#### Exercise prompt:
Reproduce the listing exactly, with no pictures in your copy.

#### Available data:

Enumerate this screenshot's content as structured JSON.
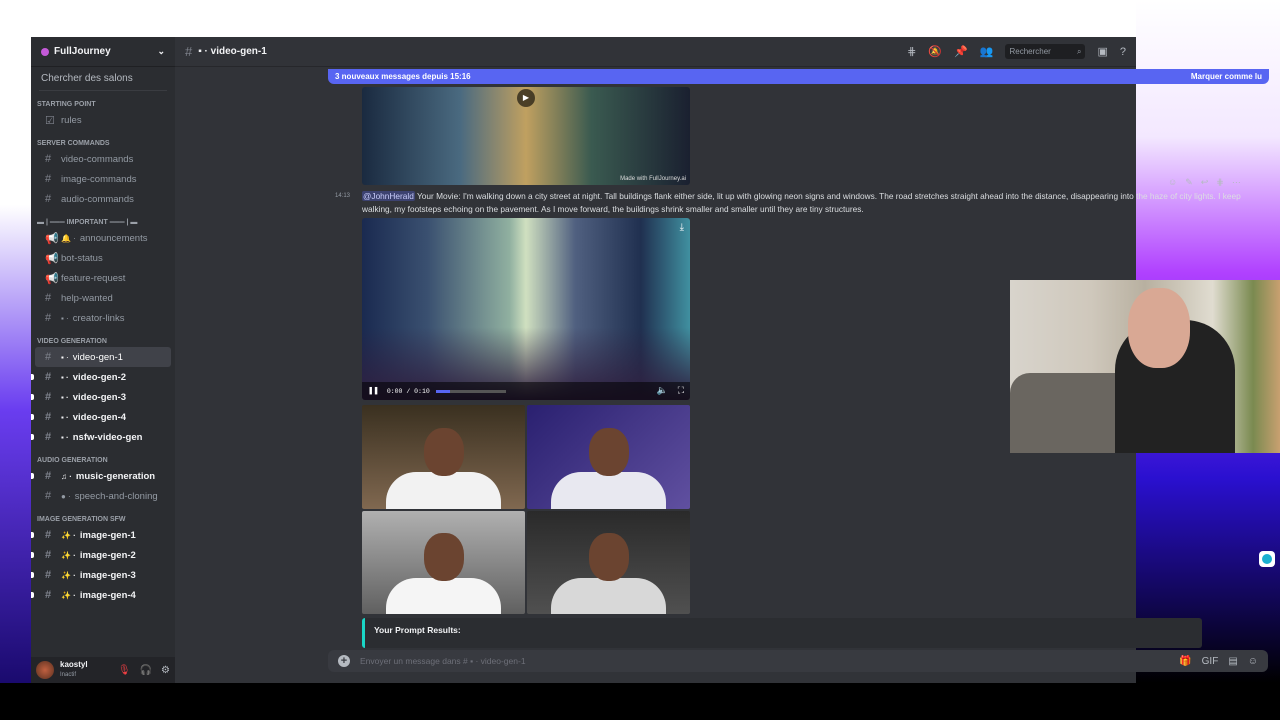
{
  "server": {
    "name": "FullJourney",
    "search": "Chercher des salons"
  },
  "categories": [
    {
      "name": "STARTING POINT",
      "channels": [
        {
          "name": "rules",
          "icon": "rules-icon"
        }
      ]
    },
    {
      "name": "SERVER COMMANDS",
      "channels": [
        {
          "name": "video-commands"
        },
        {
          "name": "image-commands"
        },
        {
          "name": "audio-commands"
        }
      ]
    },
    {
      "name": "▬ | ═══ IMPORTANT ═══ | ▬",
      "channels": [
        {
          "name": "announcements",
          "emoji": "🔔"
        },
        {
          "name": "bot-status"
        },
        {
          "name": "feature-request"
        },
        {
          "name": "help-wanted"
        },
        {
          "name": "creator-links",
          "emoji": "▪"
        }
      ]
    },
    {
      "name": "VIDEO GENERATION",
      "channels": [
        {
          "name": "video-gen-1",
          "emoji": "▪"
        },
        {
          "name": "video-gen-2",
          "emoji": "▪"
        },
        {
          "name": "video-gen-3",
          "emoji": "▪"
        },
        {
          "name": "video-gen-4",
          "emoji": "▪"
        },
        {
          "name": "nsfw-video-gen",
          "emoji": "▪"
        }
      ]
    },
    {
      "name": "AUDIO GENERATION",
      "channels": [
        {
          "name": "music-generation",
          "emoji": "♫"
        },
        {
          "name": "speech-and-cloning",
          "emoji": "●"
        }
      ]
    },
    {
      "name": "IMAGE GENERATION SFW",
      "channels": [
        {
          "name": "image-gen-1",
          "emoji": "✨"
        },
        {
          "name": "image-gen-2",
          "emoji": "✨"
        },
        {
          "name": "image-gen-3",
          "emoji": "✨"
        },
        {
          "name": "image-gen-4",
          "emoji": "✨"
        }
      ]
    }
  ],
  "user": {
    "name": "kaostyl",
    "status": "Inactif"
  },
  "header": {
    "channel": "▪ · video-gen-1",
    "search_placeholder": "Rechercher"
  },
  "banner": {
    "text": "3 nouveaux messages depuis 15:16",
    "action": "Marquer comme lu"
  },
  "message": {
    "time": "14:13",
    "mention": "@JohnHerald",
    "text": " Your Movie: I'm walking down a city street at night. Tall buildings flank either side, lit up with glowing neon signs and windows. The road stretches straight ahead into the distance, disappearing into the haze of city lights. I keep walking, my footsteps echoing on the pavement. As I move forward, the buildings shrink smaller and smaller until they are tiny structures."
  },
  "watermark": "Made with FullJourney.ai",
  "video": {
    "time": "0:00 / 0:10",
    "progress": 0.2
  },
  "embed": {
    "title": "Your Prompt Results:"
  },
  "input": {
    "placeholder": "Envoyer un message dans # ▪ · video-gen-1"
  }
}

#### Complete output:
Enumerate this screenshot's content as structured JSON.
{
  "server": {
    "name": "FullJourney",
    "search": "Chercher des salons"
  },
  "categories": [
    {
      "name": "STARTING POINT",
      "channels": [
        {
          "name": "rules",
          "icon": "rules-icon"
        }
      ]
    },
    {
      "name": "SERVER COMMANDS",
      "channels": [
        {
          "name": "video-commands"
        },
        {
          "name": "image-commands"
        },
        {
          "name": "audio-commands"
        }
      ]
    },
    {
      "name": "▬ | ═══ IMPORTANT ═══ | ▬",
      "channels": [
        {
          "name": "announcements",
          "emoji": "🔔"
        },
        {
          "name": "bot-status"
        },
        {
          "name": "feature-request"
        },
        {
          "name": "help-wanted"
        },
        {
          "name": "creator-links",
          "emoji": "▪"
        }
      ]
    },
    {
      "name": "VIDEO GENERATION",
      "channels": [
        {
          "name": "video-gen-1",
          "emoji": "▪"
        },
        {
          "name": "video-gen-2",
          "emoji": "▪"
        },
        {
          "name": "video-gen-3",
          "emoji": "▪"
        },
        {
          "name": "video-gen-4",
          "emoji": "▪"
        },
        {
          "name": "nsfw-video-gen",
          "emoji": "▪"
        }
      ]
    },
    {
      "name": "AUDIO GENERATION",
      "channels": [
        {
          "name": "music-generation",
          "emoji": "♫"
        },
        {
          "name": "speech-and-cloning",
          "emoji": "●"
        }
      ]
    },
    {
      "name": "IMAGE GENERATION SFW",
      "channels": [
        {
          "name": "image-gen-1",
          "emoji": "✨"
        },
        {
          "name": "image-gen-2",
          "emoji": "✨"
        },
        {
          "name": "image-gen-3",
          "emoji": "✨"
        },
        {
          "name": "image-gen-4",
          "emoji": "✨"
        }
      ]
    }
  ],
  "user": {
    "name": "kaostyl",
    "status": "Inactif"
  },
  "header": {
    "channel": "▪ · video-gen-1",
    "search_placeholder": "Rechercher"
  },
  "banner": {
    "text": "3 nouveaux messages depuis 15:16",
    "action": "Marquer comme lu"
  },
  "message": {
    "time": "14:13",
    "mention": "@JohnHerald",
    "text": " Your Movie: I'm walking down a city street at night. Tall buildings flank either side, lit up with glowing neon signs and windows. The road stretches straight ahead into the distance, disappearing into the haze of city lights. I keep walking, my footsteps echoing on the pavement. As I move forward, the buildings shrink smaller and smaller until they are tiny structures."
  },
  "watermark": "Made with FullJourney.ai",
  "video": {
    "time": "0:00 / 0:10",
    "progress": 0.2
  },
  "embed": {
    "title": "Your Prompt Results:"
  },
  "input": {
    "placeholder": "Envoyer un message dans # ▪ · video-gen-1"
  }
}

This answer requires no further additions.